Direction |
Read the material below. Count the lines containing "Indonesia" and give that count alone.

## start

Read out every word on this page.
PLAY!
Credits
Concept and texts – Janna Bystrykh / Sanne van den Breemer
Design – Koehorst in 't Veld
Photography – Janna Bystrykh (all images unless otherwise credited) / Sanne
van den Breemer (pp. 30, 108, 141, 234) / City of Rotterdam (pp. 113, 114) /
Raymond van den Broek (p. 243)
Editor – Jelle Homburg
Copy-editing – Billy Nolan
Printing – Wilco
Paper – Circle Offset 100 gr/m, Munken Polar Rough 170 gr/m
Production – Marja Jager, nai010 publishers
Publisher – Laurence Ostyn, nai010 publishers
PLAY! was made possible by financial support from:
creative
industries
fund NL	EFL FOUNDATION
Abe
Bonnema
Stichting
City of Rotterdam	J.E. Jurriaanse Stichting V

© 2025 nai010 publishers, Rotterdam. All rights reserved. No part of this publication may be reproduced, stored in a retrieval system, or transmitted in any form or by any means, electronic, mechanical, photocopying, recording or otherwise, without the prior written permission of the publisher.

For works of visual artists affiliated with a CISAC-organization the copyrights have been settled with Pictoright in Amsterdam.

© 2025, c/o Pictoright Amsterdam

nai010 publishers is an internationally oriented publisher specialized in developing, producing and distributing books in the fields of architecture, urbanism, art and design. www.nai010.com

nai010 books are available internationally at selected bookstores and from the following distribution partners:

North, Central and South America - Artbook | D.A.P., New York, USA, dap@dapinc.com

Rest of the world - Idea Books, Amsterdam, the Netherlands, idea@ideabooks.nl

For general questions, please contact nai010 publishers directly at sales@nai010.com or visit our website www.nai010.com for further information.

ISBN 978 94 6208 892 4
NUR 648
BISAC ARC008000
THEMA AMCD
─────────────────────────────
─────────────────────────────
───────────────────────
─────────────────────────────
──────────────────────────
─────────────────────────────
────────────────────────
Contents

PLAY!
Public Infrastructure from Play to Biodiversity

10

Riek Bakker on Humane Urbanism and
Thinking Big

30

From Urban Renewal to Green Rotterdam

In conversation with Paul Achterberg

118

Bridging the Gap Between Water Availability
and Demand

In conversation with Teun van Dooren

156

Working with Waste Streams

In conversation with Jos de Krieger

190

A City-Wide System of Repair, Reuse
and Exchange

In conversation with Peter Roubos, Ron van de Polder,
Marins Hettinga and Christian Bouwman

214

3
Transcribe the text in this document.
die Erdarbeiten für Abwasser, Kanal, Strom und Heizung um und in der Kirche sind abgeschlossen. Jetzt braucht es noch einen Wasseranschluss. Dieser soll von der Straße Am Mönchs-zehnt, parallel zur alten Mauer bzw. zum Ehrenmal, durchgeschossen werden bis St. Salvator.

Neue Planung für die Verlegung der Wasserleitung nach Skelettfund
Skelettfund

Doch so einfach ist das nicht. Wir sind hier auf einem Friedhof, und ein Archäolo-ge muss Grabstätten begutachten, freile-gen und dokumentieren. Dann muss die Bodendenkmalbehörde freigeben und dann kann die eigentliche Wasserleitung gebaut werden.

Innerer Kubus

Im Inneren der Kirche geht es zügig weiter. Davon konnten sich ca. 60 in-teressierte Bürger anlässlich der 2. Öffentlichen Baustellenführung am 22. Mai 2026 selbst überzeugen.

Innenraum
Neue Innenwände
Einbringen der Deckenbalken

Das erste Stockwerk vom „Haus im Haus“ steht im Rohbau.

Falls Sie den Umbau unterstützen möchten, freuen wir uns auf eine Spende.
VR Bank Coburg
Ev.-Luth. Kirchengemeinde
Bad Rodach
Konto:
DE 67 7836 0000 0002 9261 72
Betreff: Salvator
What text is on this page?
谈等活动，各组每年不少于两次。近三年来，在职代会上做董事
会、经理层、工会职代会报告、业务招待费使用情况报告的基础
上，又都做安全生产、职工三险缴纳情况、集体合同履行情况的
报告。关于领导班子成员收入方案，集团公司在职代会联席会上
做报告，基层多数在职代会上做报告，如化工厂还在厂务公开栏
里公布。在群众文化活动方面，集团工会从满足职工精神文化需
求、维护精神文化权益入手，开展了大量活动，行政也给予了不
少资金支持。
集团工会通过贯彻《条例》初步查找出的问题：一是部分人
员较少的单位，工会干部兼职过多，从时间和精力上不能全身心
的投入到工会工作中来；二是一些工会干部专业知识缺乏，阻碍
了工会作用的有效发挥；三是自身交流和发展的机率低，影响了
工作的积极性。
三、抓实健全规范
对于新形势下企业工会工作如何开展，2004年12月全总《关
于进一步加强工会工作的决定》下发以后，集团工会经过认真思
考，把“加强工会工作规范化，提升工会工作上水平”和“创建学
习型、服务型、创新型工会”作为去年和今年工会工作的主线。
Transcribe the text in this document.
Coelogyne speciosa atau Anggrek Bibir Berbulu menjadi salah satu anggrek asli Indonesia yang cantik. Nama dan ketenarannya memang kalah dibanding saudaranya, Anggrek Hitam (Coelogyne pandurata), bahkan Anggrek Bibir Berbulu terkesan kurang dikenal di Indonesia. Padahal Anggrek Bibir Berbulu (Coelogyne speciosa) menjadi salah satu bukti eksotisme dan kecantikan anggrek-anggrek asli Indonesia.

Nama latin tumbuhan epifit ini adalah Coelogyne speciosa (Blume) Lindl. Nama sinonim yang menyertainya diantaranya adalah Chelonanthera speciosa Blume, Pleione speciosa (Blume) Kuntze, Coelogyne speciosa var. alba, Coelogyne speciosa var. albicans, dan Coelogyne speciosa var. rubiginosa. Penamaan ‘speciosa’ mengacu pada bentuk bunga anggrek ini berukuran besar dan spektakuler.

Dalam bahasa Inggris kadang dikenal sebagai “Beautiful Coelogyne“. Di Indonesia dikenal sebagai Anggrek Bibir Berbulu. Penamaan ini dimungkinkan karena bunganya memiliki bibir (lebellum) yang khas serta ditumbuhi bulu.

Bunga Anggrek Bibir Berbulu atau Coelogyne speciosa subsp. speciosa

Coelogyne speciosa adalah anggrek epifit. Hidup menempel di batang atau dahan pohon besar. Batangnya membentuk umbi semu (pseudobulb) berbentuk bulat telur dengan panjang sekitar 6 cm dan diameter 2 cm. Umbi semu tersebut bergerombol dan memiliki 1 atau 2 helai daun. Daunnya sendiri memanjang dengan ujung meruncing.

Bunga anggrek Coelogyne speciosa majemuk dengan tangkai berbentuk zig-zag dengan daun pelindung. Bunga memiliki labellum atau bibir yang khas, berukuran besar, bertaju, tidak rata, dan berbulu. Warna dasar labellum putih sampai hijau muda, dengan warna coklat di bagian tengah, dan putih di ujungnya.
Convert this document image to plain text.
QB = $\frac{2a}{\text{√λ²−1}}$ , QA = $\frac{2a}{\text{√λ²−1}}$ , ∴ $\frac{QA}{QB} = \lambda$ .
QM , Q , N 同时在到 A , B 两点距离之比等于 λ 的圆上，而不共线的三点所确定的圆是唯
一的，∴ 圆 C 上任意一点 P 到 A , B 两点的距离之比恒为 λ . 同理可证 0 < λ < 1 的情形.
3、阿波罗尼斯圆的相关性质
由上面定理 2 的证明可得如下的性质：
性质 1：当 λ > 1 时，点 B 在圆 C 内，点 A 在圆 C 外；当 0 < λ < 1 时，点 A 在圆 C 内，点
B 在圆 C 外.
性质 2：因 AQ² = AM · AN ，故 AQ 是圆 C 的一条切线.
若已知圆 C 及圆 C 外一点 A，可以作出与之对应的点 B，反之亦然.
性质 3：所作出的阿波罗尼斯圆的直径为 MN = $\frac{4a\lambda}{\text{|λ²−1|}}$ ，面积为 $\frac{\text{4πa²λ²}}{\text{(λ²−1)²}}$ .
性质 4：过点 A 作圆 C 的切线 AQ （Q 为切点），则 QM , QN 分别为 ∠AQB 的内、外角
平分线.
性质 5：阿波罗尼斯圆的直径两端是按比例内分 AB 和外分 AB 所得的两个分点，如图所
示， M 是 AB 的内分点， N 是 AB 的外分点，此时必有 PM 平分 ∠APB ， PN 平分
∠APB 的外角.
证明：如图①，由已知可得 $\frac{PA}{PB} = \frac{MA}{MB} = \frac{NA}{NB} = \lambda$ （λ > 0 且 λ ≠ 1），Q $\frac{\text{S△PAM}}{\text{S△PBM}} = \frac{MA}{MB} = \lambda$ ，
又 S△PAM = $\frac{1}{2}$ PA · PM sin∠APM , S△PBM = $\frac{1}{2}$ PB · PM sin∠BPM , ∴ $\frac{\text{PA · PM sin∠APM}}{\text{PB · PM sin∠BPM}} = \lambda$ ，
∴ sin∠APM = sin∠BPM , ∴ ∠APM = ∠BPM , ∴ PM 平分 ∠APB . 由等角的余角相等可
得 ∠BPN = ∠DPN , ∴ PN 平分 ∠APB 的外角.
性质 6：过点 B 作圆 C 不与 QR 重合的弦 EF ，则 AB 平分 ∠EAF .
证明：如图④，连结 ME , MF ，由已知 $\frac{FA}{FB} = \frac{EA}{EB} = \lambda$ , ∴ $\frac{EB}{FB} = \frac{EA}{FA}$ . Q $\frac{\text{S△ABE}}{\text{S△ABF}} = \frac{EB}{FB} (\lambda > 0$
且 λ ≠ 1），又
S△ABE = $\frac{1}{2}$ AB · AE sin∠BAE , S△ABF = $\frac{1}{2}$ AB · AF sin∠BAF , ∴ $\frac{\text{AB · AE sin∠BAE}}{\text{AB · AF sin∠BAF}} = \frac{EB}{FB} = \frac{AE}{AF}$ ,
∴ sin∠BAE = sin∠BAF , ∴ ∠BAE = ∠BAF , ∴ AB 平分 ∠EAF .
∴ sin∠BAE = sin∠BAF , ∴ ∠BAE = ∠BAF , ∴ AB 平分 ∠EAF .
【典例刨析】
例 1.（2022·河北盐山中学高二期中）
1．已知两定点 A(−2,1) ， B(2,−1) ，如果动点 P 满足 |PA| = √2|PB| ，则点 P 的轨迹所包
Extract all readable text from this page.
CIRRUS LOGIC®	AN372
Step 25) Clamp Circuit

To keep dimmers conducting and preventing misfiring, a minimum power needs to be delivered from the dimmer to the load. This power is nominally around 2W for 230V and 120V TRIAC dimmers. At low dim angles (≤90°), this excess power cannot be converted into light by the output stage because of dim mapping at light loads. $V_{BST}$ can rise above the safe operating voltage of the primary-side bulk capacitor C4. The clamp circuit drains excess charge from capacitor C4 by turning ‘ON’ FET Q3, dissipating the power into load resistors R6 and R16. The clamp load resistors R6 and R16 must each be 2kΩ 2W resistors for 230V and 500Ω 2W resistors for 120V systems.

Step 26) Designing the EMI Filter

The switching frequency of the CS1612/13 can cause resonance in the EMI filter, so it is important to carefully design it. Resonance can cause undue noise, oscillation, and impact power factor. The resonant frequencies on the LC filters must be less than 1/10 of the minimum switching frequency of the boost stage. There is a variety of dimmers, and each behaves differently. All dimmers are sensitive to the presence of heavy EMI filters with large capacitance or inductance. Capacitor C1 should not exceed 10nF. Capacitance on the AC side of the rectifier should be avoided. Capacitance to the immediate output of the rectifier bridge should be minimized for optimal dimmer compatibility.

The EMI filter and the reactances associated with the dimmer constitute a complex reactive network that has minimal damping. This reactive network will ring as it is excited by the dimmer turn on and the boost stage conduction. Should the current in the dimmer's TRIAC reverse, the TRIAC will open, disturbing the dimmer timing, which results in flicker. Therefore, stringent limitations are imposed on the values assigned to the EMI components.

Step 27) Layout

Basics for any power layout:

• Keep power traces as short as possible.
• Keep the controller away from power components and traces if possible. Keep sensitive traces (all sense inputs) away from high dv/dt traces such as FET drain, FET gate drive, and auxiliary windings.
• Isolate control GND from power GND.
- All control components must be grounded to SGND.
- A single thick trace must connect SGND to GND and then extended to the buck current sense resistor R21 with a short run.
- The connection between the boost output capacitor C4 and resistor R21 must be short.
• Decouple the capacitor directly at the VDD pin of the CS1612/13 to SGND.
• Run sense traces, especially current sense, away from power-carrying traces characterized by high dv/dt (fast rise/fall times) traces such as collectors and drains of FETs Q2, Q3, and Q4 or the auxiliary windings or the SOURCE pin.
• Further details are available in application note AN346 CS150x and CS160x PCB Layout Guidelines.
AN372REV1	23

## end

Complete answer |
2